The request ->
Every line of the data that contains the string "informations" must be copied.

>> START Data rows

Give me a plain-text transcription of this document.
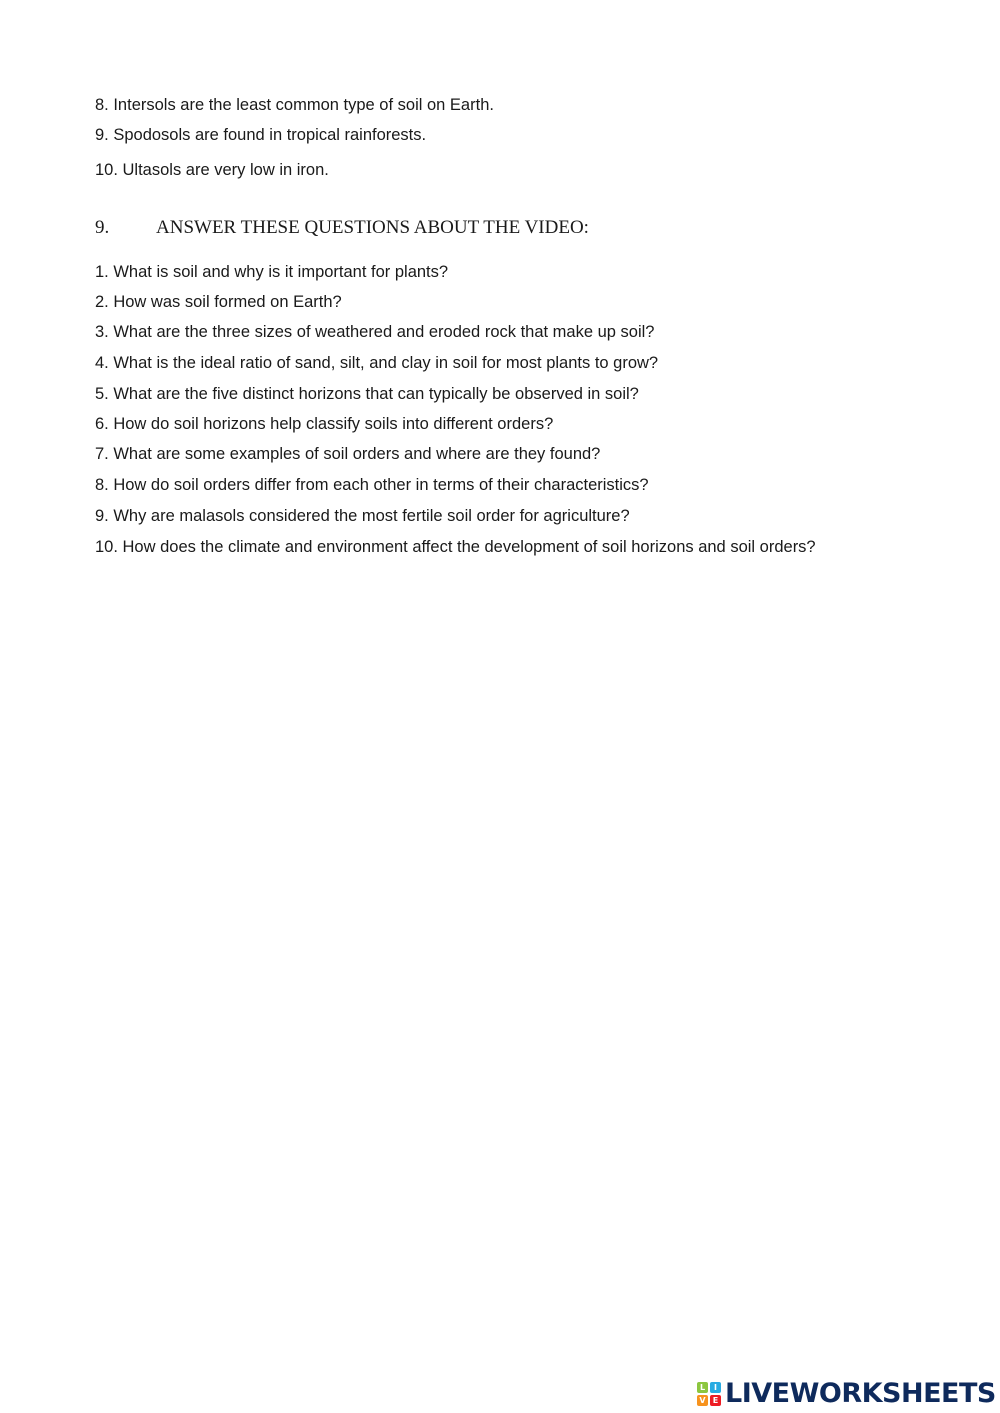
8. Intersols are the least common type of soil on Earth.
9. Spodosols are found in tropical rainforests.
10. Ultasols are very low in iron.
9. ANSWER THESE QUESTIONS ABOUT THE VIDEO:
1. What is soil and why is it important for plants?
2. How was soil formed on Earth?
3. What are the three sizes of weathered and eroded rock that make up soil?
4. What is the ideal ratio of sand, silt, and clay in soil for most plants to grow?
5. What are the five distinct horizons that can typically be observed in soil?
6. How do soil horizons help classify soils into different orders?
7. What are some examples of soil orders and where are they found?
8. How do soil orders differ from each other in terms of their characteristics?
9. Why are malasols considered the most fertile soil order for agriculture?
10. How does the climate and environment affect the development of soil horizons and soil orders?
L	I
V E LIVEWORKSHEETS
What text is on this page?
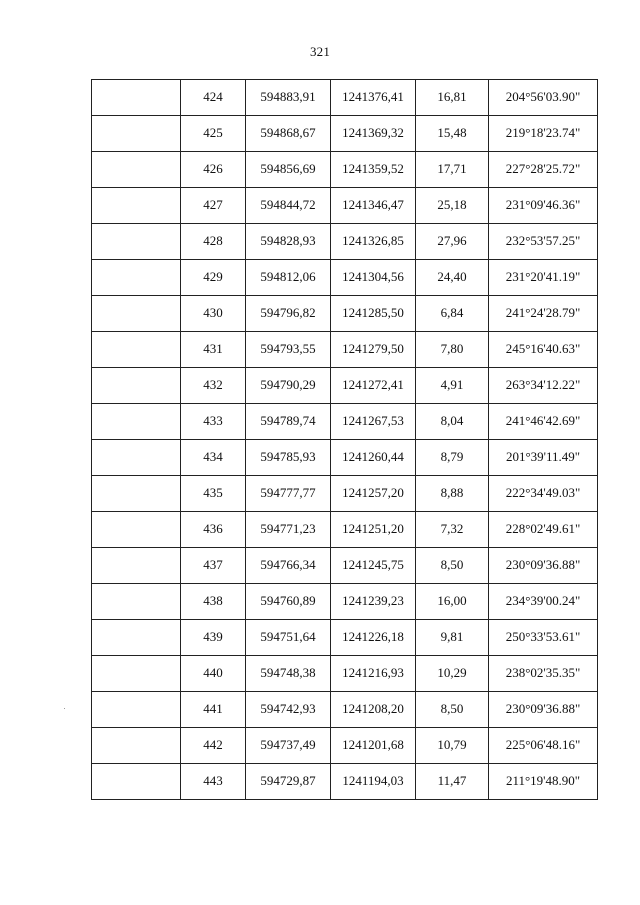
321
	424	594883,91	1241376,41	16,81	204°56'03.90"
	425	594868,67	1241369,32	15,48	219°18'23.74"
	426	594856,69	1241359,52	17,71	227°28'25.72"
	427	594844,72	1241346,47	25,18	231°09'46.36"
	428	594828,93	1241326,85	27,96	232°53'57.25"
	429	594812,06	1241304,56	24,40	231°20'41.19"
	430	594796,82	1241285,50	6,84	241°24'28.79"
	431	594793,55	1241279,50	7,80	245°16'40.63"
	432	594790,29	1241272,41	4,91	263°34'12.22"
	433	594789,74	1241267,53	8,04	241°46'42.69"
	434	594785,93	1241260,44	8,79	201°39'11.49"
	435	594777,77	1241257,20	8,88	222°34'49.03"
	436	594771,23	1241251,20	7,32	228°02'49.61"
	437	594766,34	1241245,75	8,50	230°09'36.88"
	438	594760,89	1241239,23	16,00	234°39'00.24"
	439	594751,64	1241226,18	9,81	250°33'53.61"
	440	594748,38	1241216,93	10,29	238°02'35.35"
	441	594742,93	1241208,20	8,50	230°09'36.88"
	442	594737,49	1241201,68	10,79	225°06'48.16"
	443	594729,87	1241194,03	11,47	211°19'48.90"
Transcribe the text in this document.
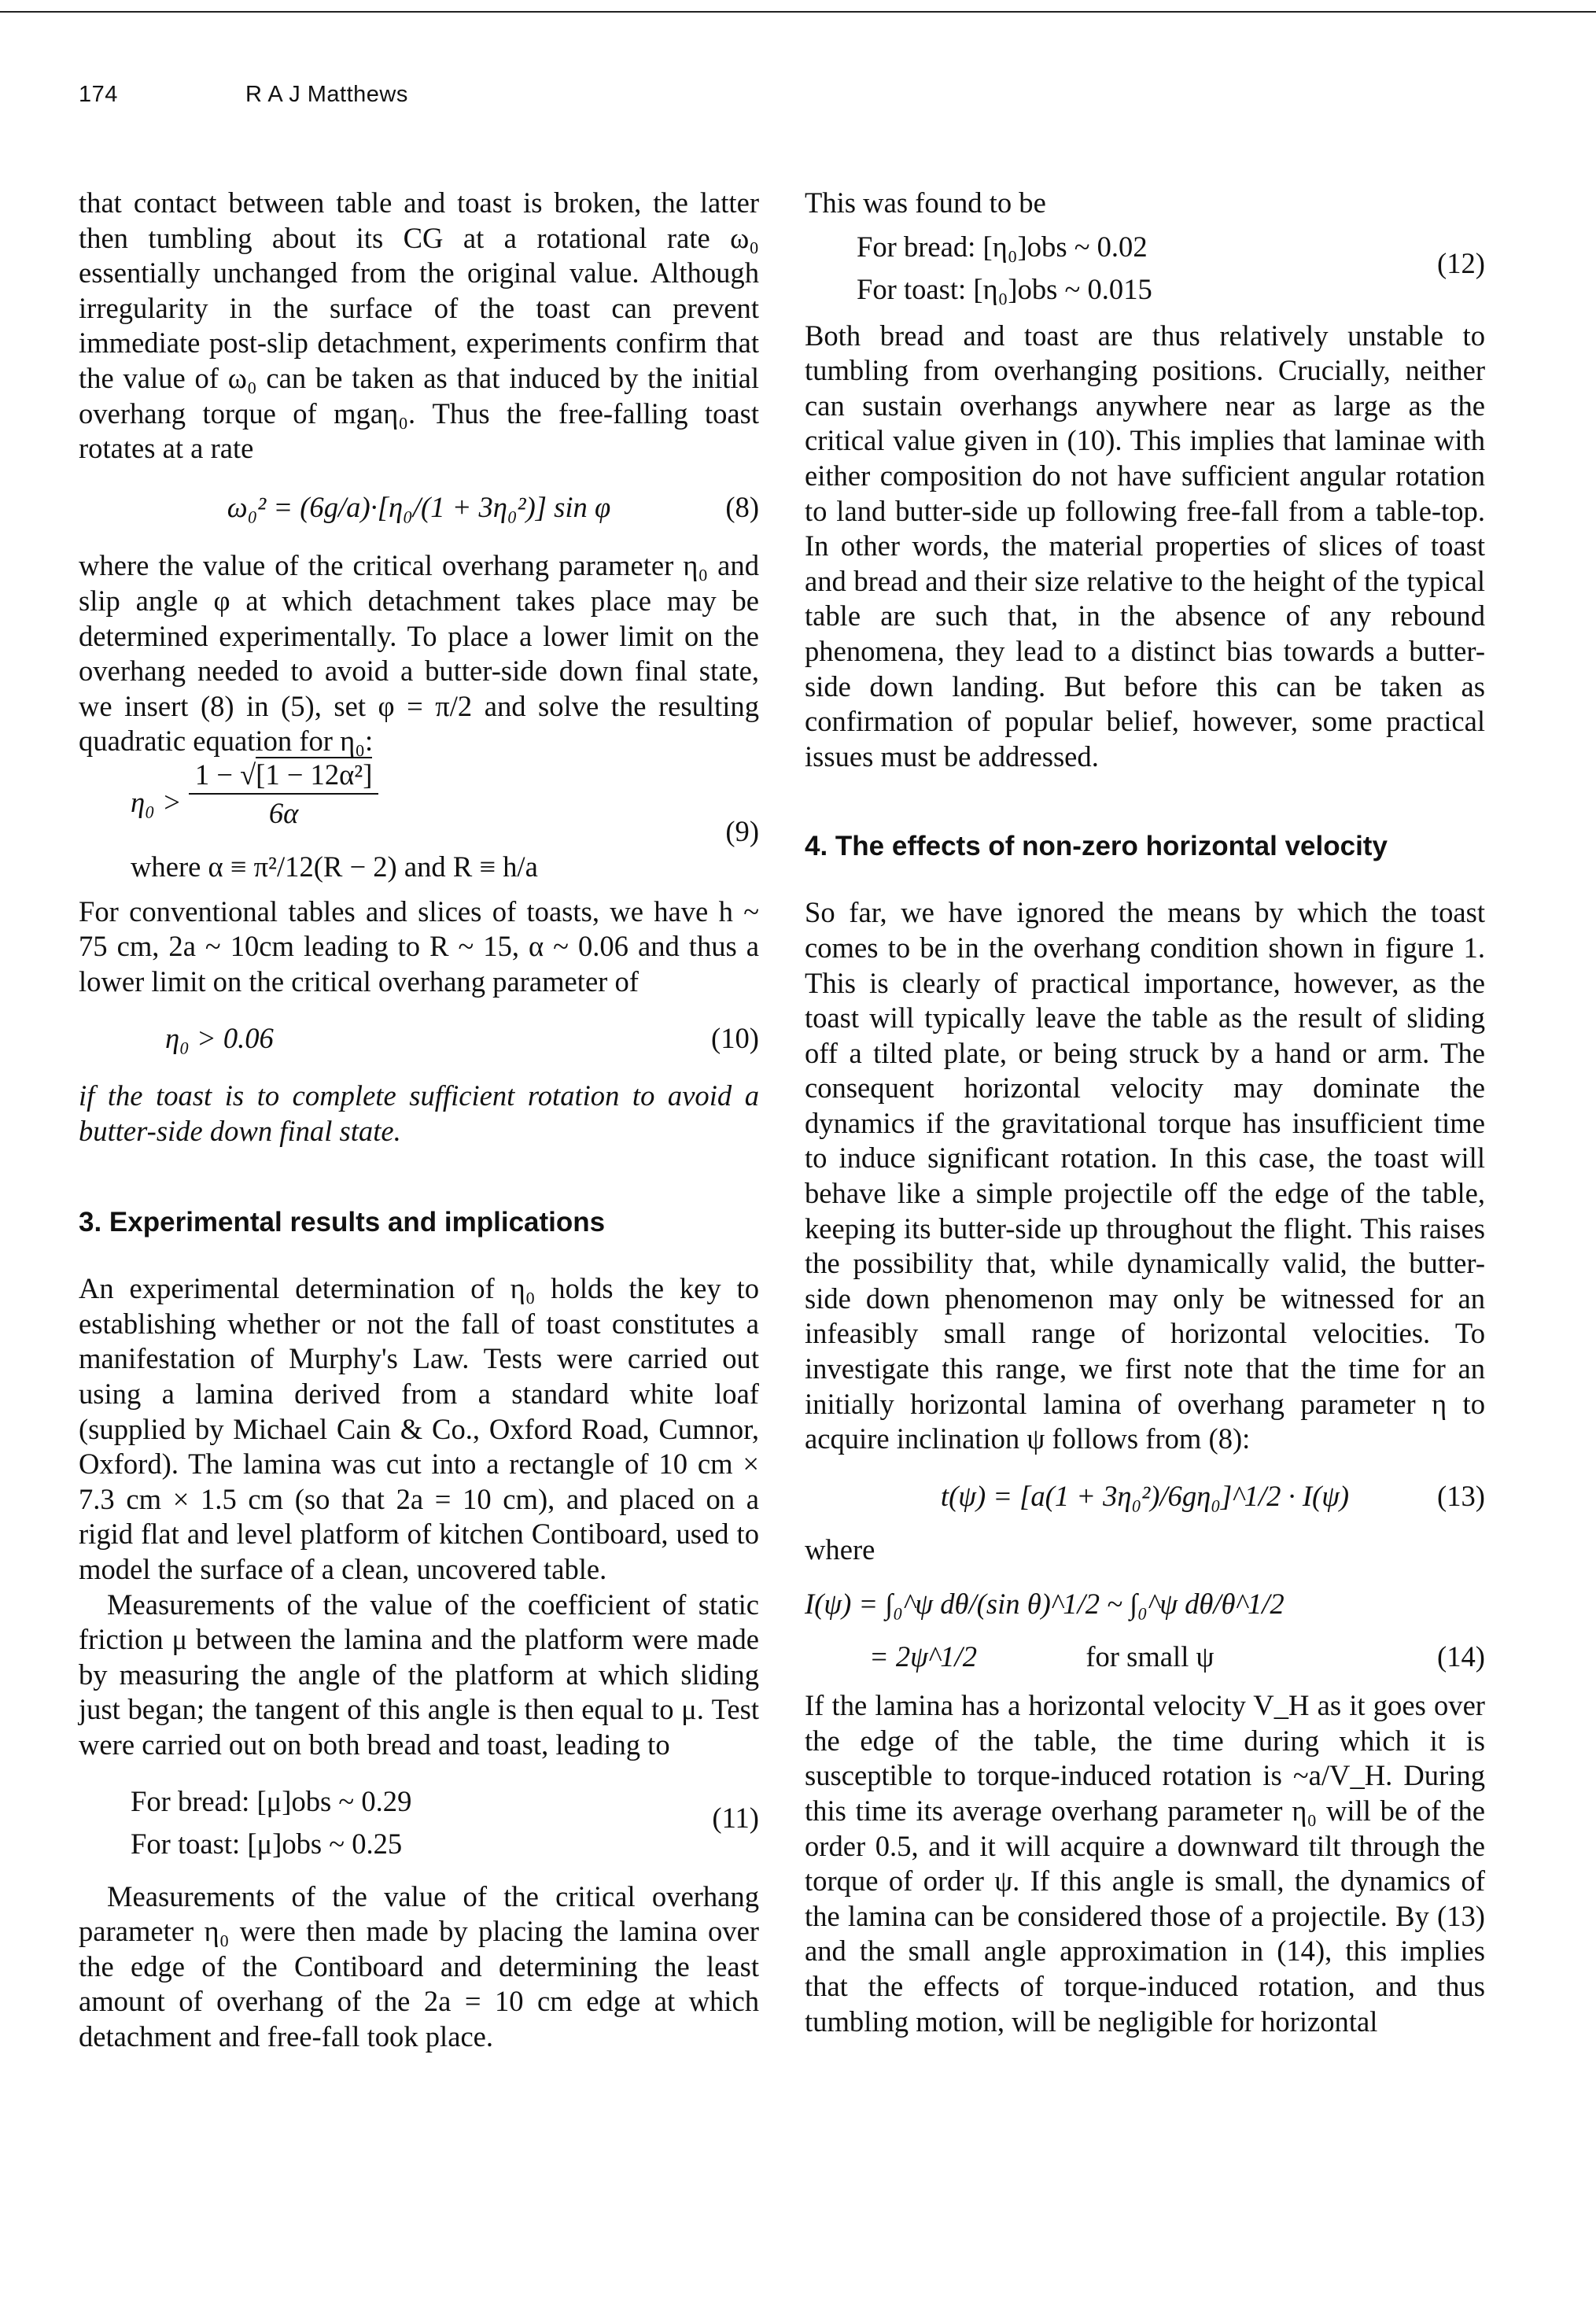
174	R A J Matthews

that contact between table and toast is broken, the latter then tumbling about its CG at a rotational rate ω₀ essentially unchanged from the original value. Although irregularity in the surface of the toast can prevent immediate post-slip detachment, experiments confirm that the value of ω₀ can be taken as that induced by the initial overhang torque of mgaη₀. Thus the free-falling toast rotates at a rate

ω₀² = (6g/a)·[η₀/(1 + 3η₀²)] sin φ	(8)

where the value of the critical overhang parameter η₀ and slip angle φ at which detachment takes place may be determined experimentally. To place a lower limit on the overhang needed to avoid a butter-side down final state, we insert (8) in (5), set φ = π/2 and solve the resulting quadratic equation for η₀:

$\eta_0 > \frac{\text{1 − √[1 − 12α²]}}{6\alpha}$
(9)
where α ≡ π²/12(R − 2) and R ≡ h/a

For conventional tables and slices of toasts, we have h ~ 75 cm, 2a ~ 10cm leading to R ~ 15, α ~ 0.06 and thus a lower limit on the critical overhang parameter of

η₀ > 0.06	(10)

if the toast is to complete sufficient rotation to avoid a butter-side down final state.

3. Experimental results and implications

An experimental determination of η₀ holds the key to establishing whether or not the fall of toast constitutes a manifestation of Murphy's Law. Tests were carried out using a lamina derived from a standard white loaf (supplied by Michael Cain & Co., Oxford Road, Cumnor, Oxford). The lamina was cut into a rectangle of 10 cm × 7.3 cm × 1.5 cm (so that 2a = 10 cm), and placed on a rigid flat and level platform of kitchen Contiboard, used to model the surface of a clean, uncovered table.

Measurements of the value of the coefficient of static friction μ between the lamina and the platform were made by measuring the angle of the platform at which sliding just began; the tangent of this angle is then equal to μ. Test were carried out on both bread and toast, leading to

For bread: [μ]obs ~ 0.29
For toast: [μ]obs ~ 0.25
(11)

Measurements of the value of the critical overhang parameter η₀ were then made by placing the lamina over the edge of the Contiboard and determining the least amount of overhang of the 2a = 10 cm edge at which detachment and free-fall took place.

This was found to be

For bread: [η₀]obs ~ 0.02
For toast: [η₀]obs ~ 0.015
(12)

Both bread and toast are thus relatively unstable to tumbling from overhanging positions. Crucially, neither can sustain overhangs anywhere near as large as the critical value given in (10). This implies that laminae with either composition do not have sufficient angular rotation to land butter-side up following free-fall from a table-top. In other words, the material properties of slices of toast and bread and their size relative to the height of the typical table are such that, in the absence of any rebound phenomena, they lead to a distinct bias towards a butter-side down landing. But before this can be taken as confirmation of popular belief, however, some practical issues must be addressed.

4. The effects of non-zero horizontal velocity

So far, we have ignored the means by which the toast comes to be in the overhang condition shown in figure 1. This is clearly of practical importance, however, as the toast will typically leave the table as the result of sliding off a tilted plate, or being struck by a hand or arm. The consequent horizontal velocity may dominate the dynamics if the gravitational torque has insufficient time to induce significant rotation. In this case, the toast will behave like a simple projectile off the edge of the table, keeping its butter-side up throughout the flight. This raises the possibility that, while dynamically valid, the butter-side down phenomenon may only be witnessed for an infeasibly small range of horizontal velocities. To investigate this range, we first note that the time for an initially horizontal lamina of overhang parameter η to acquire inclination ψ follows from (8):

t(ψ) = [a(1 + 3η₀²)/6gη₀]^1/2 · I(ψ)	(13)

where

I(ψ) = ∫₀^ψ dθ/(sin θ)^1/2 ~ ∫₀^ψ dθ/θ^1/2
= 2ψ^1/2	for small ψ	(14)

If the lamina has a horizontal velocity V_H as it goes over the edge of the table, the time during which it is susceptible to torque-induced rotation is ~a/V_H. During this time its average overhang parameter η₀ will be of the order 0.5, and it will acquire a downward tilt through the torque of order ψ. If this angle is small, the dynamics of the lamina can be considered those of a projectile. By (13) and the small angle approximation in (14), this implies that the effects of torque-induced rotation, and thus tumbling motion, will be negligible for horizontal
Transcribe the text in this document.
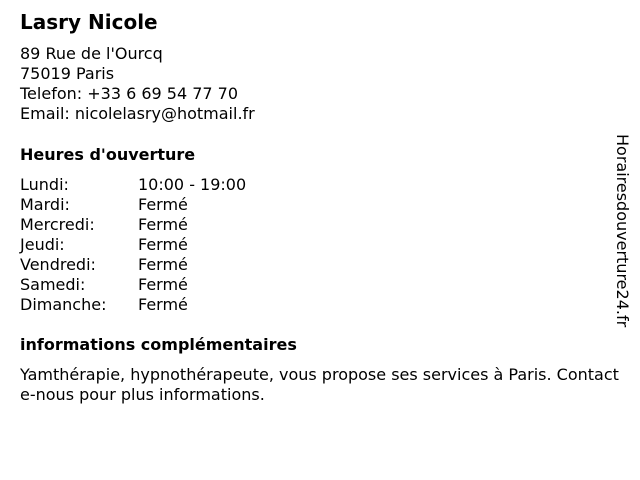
Lasry Nicole
89 Rue de l'Ourcq
75019 Paris
Telefon: +33 6 69 54 77 70
Email: nicolelasry@hotmail.fr
Heures d'ouverture
Lundi:	10:00 - 19:00
Mardi:	Fermé
Mercredi:	Fermé
Jeudi:	Fermé
Vendredi:	Fermé
Samedi:	Fermé
Dimanche: Fermé
informations complémentaires
Yamthérapie, hypnothérapeute, vous propose ses services à Paris. Contacte-nous pour plus informations.
Horairesdouverture24.fr
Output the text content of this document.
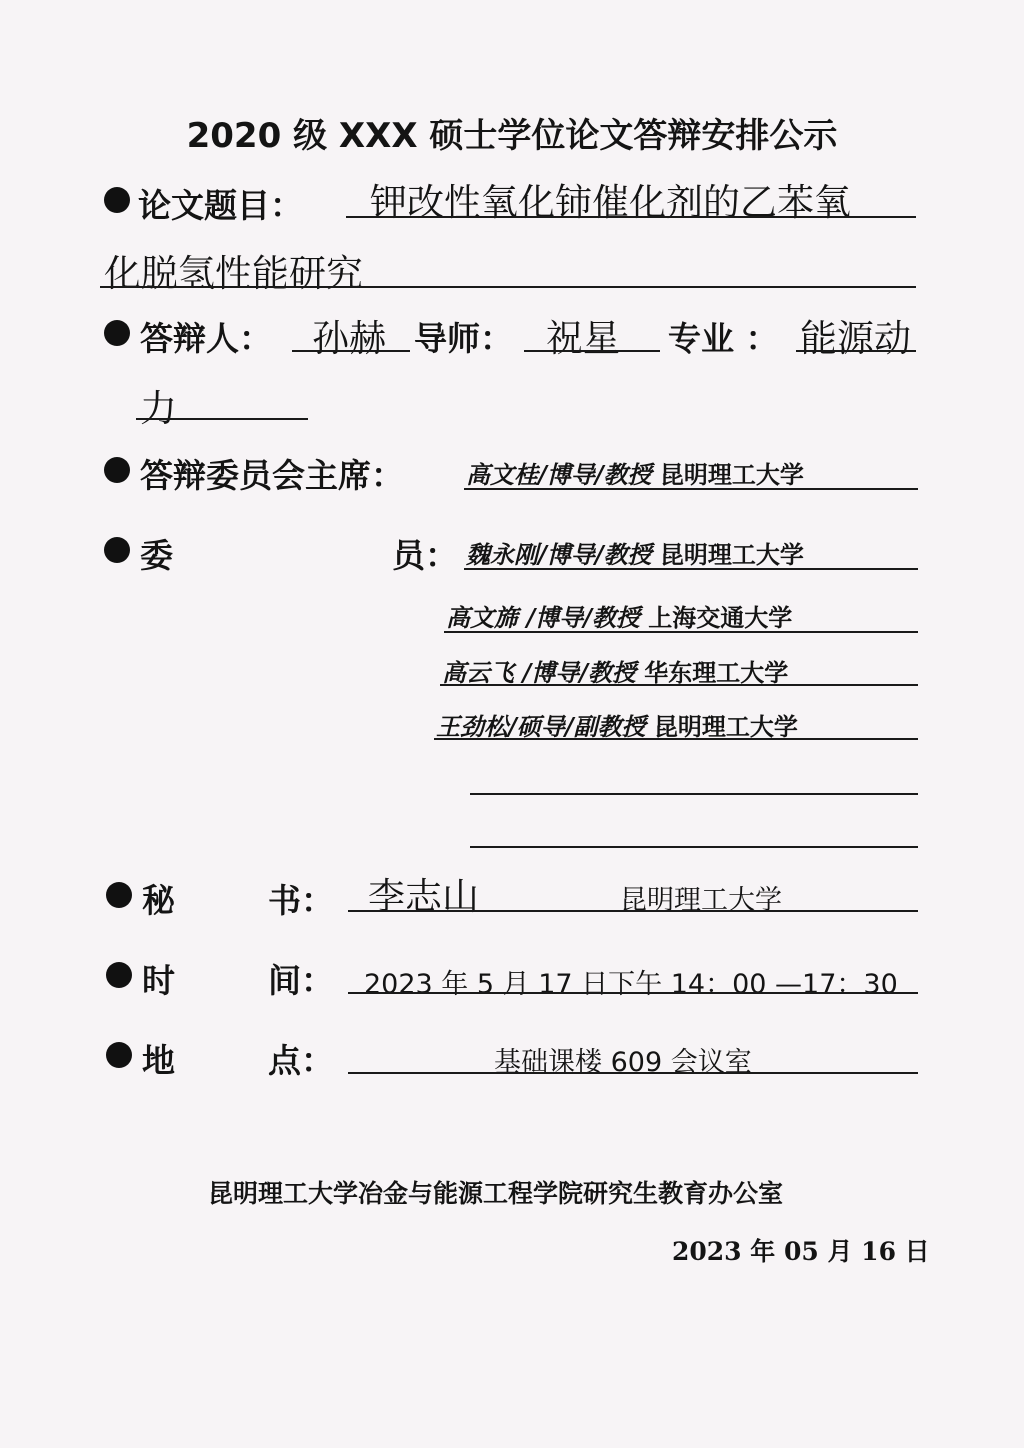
2020 级 XXX 硕士学位论文答辩安排公示
论文题目： 钾改性氧化铈催化剂的乙苯氧
化脱氢性能研究
答辩人： 孙赫 导师： 祝星 专业 ： 能源动
力
答辩委员会主席：	高文桂/博导/教授 昆明理工大学
委	员： 魏永刚/博导/教授 昆明理工大学
高文旆 /博导/教授 上海交通大学
高云飞 /博导/教授 华东理工大学
王劲松/硕导/副教授 昆明理工大学
秘	书： 李志山	昆明理工大学
时	间： 2023 年 5 月 17 日下午 14：00 —17：30
地	点：	基础课楼 609 会议室
昆明理工大学冶金与能源工程学院研究生教育办公室
2023 年 05 月 16 日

>> END Data rows

Response to the task ->
informations complémentaires
Yamthérapie, hypnothérapeute, vous propose ses services à Paris. Contacte-nous pour plus informations.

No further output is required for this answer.